### [Your objective]
All records should be reproduced verbatim.

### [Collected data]
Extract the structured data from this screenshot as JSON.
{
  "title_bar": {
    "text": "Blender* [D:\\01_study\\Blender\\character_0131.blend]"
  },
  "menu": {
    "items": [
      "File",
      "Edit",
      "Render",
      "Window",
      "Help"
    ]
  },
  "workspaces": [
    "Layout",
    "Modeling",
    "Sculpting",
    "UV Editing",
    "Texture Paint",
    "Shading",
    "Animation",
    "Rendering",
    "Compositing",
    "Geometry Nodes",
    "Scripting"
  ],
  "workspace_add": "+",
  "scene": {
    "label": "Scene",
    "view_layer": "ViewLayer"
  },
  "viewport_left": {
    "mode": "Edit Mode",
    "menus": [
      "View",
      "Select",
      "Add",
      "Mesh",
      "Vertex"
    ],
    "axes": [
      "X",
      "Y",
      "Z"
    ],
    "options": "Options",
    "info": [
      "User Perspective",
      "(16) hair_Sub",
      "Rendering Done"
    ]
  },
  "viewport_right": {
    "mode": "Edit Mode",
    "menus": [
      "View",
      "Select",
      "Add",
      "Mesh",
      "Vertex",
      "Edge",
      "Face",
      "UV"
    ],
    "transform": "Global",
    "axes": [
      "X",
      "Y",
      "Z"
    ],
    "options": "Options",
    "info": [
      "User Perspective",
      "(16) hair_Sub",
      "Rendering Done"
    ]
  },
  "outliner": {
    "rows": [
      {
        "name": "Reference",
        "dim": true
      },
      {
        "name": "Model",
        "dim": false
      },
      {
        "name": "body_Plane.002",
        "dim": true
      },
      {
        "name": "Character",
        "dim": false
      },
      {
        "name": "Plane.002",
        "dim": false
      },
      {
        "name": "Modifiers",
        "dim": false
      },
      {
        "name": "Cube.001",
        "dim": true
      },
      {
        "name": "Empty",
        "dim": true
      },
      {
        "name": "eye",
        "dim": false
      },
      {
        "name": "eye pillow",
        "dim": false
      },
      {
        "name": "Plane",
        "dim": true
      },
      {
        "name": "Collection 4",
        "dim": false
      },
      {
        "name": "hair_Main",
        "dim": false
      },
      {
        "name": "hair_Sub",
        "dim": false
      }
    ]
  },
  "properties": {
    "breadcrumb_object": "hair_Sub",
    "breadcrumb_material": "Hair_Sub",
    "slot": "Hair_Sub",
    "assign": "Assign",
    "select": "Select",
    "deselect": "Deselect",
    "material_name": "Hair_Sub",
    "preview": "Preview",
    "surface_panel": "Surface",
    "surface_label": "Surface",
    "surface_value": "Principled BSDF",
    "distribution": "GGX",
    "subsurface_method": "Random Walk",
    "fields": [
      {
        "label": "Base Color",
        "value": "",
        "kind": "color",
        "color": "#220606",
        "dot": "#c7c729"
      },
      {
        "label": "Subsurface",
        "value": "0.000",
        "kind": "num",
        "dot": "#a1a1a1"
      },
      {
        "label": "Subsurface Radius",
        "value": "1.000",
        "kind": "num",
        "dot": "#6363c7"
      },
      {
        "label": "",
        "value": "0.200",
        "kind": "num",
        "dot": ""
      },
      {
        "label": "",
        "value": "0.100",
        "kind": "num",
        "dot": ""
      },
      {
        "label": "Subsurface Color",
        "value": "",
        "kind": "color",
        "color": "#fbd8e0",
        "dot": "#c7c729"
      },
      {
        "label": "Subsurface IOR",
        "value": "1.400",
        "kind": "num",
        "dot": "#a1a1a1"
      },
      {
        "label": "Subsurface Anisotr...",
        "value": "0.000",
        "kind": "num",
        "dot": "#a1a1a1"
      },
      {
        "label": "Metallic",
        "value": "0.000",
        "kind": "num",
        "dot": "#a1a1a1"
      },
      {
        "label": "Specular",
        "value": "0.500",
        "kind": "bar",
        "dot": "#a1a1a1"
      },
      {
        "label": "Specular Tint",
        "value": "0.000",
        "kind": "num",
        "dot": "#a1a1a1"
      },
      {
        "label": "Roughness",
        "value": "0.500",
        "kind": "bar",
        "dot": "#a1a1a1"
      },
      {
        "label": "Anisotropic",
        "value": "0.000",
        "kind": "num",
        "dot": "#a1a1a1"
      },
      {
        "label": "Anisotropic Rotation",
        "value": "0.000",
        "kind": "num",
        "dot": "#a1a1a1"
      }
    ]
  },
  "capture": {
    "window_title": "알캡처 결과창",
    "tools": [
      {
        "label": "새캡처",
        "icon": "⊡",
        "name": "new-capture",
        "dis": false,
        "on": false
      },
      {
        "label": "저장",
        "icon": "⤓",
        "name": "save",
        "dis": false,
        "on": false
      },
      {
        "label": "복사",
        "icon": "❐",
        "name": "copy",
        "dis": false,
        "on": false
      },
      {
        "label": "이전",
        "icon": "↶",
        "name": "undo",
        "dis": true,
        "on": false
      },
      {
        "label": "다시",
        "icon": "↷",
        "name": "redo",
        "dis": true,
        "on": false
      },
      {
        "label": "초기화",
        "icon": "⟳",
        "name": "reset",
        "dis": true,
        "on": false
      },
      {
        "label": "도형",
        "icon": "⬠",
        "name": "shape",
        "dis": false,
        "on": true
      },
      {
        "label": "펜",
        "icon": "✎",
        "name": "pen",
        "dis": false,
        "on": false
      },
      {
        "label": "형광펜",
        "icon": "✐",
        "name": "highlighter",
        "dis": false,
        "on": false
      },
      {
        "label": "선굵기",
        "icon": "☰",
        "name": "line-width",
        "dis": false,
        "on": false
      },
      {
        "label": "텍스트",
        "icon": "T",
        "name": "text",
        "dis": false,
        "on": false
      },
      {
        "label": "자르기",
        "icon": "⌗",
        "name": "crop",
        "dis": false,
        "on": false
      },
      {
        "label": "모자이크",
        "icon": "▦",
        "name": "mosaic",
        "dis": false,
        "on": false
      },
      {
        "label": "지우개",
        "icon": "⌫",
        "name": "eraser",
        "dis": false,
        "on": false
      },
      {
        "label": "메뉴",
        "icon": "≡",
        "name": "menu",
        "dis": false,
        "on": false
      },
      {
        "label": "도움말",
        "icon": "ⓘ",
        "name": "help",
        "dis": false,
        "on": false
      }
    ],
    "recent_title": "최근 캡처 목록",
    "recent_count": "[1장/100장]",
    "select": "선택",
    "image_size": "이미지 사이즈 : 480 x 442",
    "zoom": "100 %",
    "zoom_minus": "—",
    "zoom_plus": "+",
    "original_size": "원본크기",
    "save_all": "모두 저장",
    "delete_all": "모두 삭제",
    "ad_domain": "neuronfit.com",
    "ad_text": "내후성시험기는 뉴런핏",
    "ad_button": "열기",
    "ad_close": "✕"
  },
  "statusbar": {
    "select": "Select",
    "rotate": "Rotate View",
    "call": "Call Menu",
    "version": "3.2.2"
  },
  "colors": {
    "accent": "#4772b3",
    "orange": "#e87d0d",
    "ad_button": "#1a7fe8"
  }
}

### [Expected answer]
Extract the structured data from this screenshot as JSON.
{
  "title_bar": {
    "text": "Blender* [D:\\01_study\\Blender\\character_0131.blend]"
  },
  "menu": {
    "items": [
      "File",
      "Edit",
      "Render",
      "Window",
      "Help"
    ]
  },
  "workspaces": [
    "Layout",
    "Modeling",
    "Sculpting",
    "UV Editing",
    "Texture Paint",
    "Shading",
    "Animation",
    "Rendering",
    "Compositing",
    "Geometry Nodes",
    "Scripting"
  ],
  "workspace_add": "+",
  "scene": {
    "label": "Scene",
    "view_layer": "ViewLayer"
  },
  "viewport_left": {
    "mode": "Edit Mode",
    "menus": [
      "View",
      "Select",
      "Add",
      "Mesh",
      "Vertex"
    ],
    "axes": [
      "X",
      "Y",
      "Z"
    ],
    "options": "Options",
    "info": [
      "User Perspective",
      "(16) hair_Sub",
      "Rendering Done"
    ]
  },
  "viewport_right": {
    "mode": "Edit Mode",
    "menus": [
      "View",
      "Select",
      "Add",
      "Mesh",
      "Vertex",
      "Edge",
      "Face",
      "UV"
    ],
    "transform": "Global",
    "axes": [
      "X",
      "Y",
      "Z"
    ],
    "options": "Options",
    "info": [
      "User Perspective",
      "(16) hair_Sub",
      "Rendering Done"
    ]
  },
  "outliner": {
    "rows": [
      {
        "name": "Reference",
        "dim": true
      },
      {
        "name": "Model",
        "dim": false
      },
      {
        "name": "body_Plane.002",
        "dim": true
      },
      {
        "name": "Character",
        "dim": false
      },
      {
        "name": "Plane.002",
        "dim": false
      },
      {
        "name": "Modifiers",
        "dim": false
      },
      {
        "name": "Cube.001",
        "dim": true
      },
      {
        "name": "Empty",
        "dim": true
      },
      {
        "name": "eye",
        "dim": false
      },
      {
        "name": "eye pillow",
        "dim": false
      },
      {
        "name": "Plane",
        "dim": true
      },
      {
        "name": "Collection 4",
        "dim": false
      },
      {
        "name": "hair_Main",
        "dim": false
      },
      {
        "name": "hair_Sub",
        "dim": false
      }
    ]
  },
  "properties": {
    "breadcrumb_object": "hair_Sub",
    "breadcrumb_material": "Hair_Sub",
    "slot": "Hair_Sub",
    "assign": "Assign",
    "select": "Select",
    "deselect": "Deselect",
    "material_name": "Hair_Sub",
    "preview": "Preview",
    "surface_panel": "Surface",
    "surface_label": "Surface",
    "surface_value": "Principled BSDF",
    "distribution": "GGX",
    "subsurface_method": "Random Walk",
    "fields": [
      {
        "label": "Base Color",
        "value": "",
        "kind": "color",
        "color": "#220606",
        "dot": "#c7c729"
      },
      {
        "label": "Subsurface",
        "value": "0.000",
        "kind": "num",
        "dot": "#a1a1a1"
      },
      {
        "label": "Subsurface Radius",
        "value": "1.000",
        "kind": "num",
        "dot": "#6363c7"
      },
      {
        "label": "",
        "value": "0.200",
        "kind": "num",
        "dot": ""
      },
      {
        "label": "",
        "value": "0.100",
        "kind": "num",
        "dot": ""
      },
      {
        "label": "Subsurface Color",
        "value": "",
        "kind": "color",
        "color": "#fbd8e0",
        "dot": "#c7c729"
      },
      {
        "label": "Subsurface IOR",
        "value": "1.400",
        "kind": "num",
        "dot": "#a1a1a1"
      },
      {
        "label": "Subsurface Anisotr...",
        "value": "0.000",
        "kind": "num",
        "dot": "#a1a1a1"
      },
      {
        "label": "Metallic",
        "value": "0.000",
        "kind": "num",
        "dot": "#a1a1a1"
      },
      {
        "label": "Specular",
        "value": "0.500",
        "kind": "bar",
        "dot": "#a1a1a1"
      },
      {
        "label": "Specular Tint",
        "value": "0.000",
        "kind": "num",
        "dot": "#a1a1a1"
      },
      {
        "label": "Roughness",
        "value": "0.500",
        "kind": "bar",
        "dot": "#a1a1a1"
      },
      {
        "label": "Anisotropic",
        "value": "0.000",
        "kind": "num",
        "dot": "#a1a1a1"
      },
      {
        "label": "Anisotropic Rotation",
        "value": "0.000",
        "kind": "num",
        "dot": "#a1a1a1"
      }
    ]
  },
  "capture": {
    "window_title": "알캡처 결과창",
    "tools": [
      {
        "label": "새캡처",
        "icon": "⊡",
        "name": "new-capture",
        "dis": false,
        "on": false
      },
      {
        "label": "저장",
        "icon": "⤓",
        "name": "save",
        "dis": false,
        "on": false
      },
      {
        "label": "복사",
        "icon": "❐",
        "name": "copy",
        "dis": false,
        "on": false
      },
      {
        "label": "이전",
        "icon": "↶",
        "name": "undo",
        "dis": true,
        "on": false
      },
      {
        "label": "다시",
        "icon": "↷",
        "name": "redo",
        "dis": true,
        "on": false
      },
      {
        "label": "초기화",
        "icon": "⟳",
        "name": "reset",
        "dis": true,
        "on": false
      },
      {
        "label": "도형",
        "icon": "⬠",
        "name": "shape",
        "dis": false,
        "on": true
      },
      {
        "label": "펜",
        "icon": "✎",
        "name": "pen",
        "dis": false,
        "on": false
      },
      {
        "label": "형광펜",
        "icon": "✐",
        "name": "highlighter",
        "dis": false,
        "on": false
      },
      {
        "label": "선굵기",
        "icon": "☰",
        "name": "line-width",
        "dis": false,
        "on": false
      },
      {
        "label": "텍스트",
        "icon": "T",
        "name": "text",
        "dis": false,
        "on": false
      },
      {
        "label": "자르기",
        "icon": "⌗",
        "name": "crop",
        "dis": false,
        "on": false
      },
      {
        "label": "모자이크",
        "icon": "▦",
        "name": "mosaic",
        "dis": false,
        "on": false
      },
      {
        "label": "지우개",
        "icon": "⌫",
        "name": "eraser",
        "dis": false,
        "on": false
      },
      {
        "label": "메뉴",
        "icon": "≡",
        "name": "menu",
        "dis": false,
        "on": false
      },
      {
        "label": "도움말",
        "icon": "ⓘ",
        "name": "help",
        "dis": false,
        "on": false
      }
    ],
    "recent_title": "최근 캡처 목록",
    "recent_count": "[1장/100장]",
    "select": "선택",
    "image_size": "이미지 사이즈 : 480 x 442",
    "zoom": "100 %",
    "zoom_minus": "—",
    "zoom_plus": "+",
    "original_size": "원본크기",
    "save_all": "모두 저장",
    "delete_all": "모두 삭제",
    "ad_domain": "neuronfit.com",
    "ad_text": "내후성시험기는 뉴런핏",
    "ad_button": "열기",
    "ad_close": "✕"
  },
  "statusbar": {
    "select": "Select",
    "rotate": "Rotate View",
    "call": "Call Menu",
    "version": "3.2.2"
  },
  "colors": {
    "accent": "#4772b3",
    "orange": "#e87d0d",
    "ad_button": "#1a7fe8"
  }
}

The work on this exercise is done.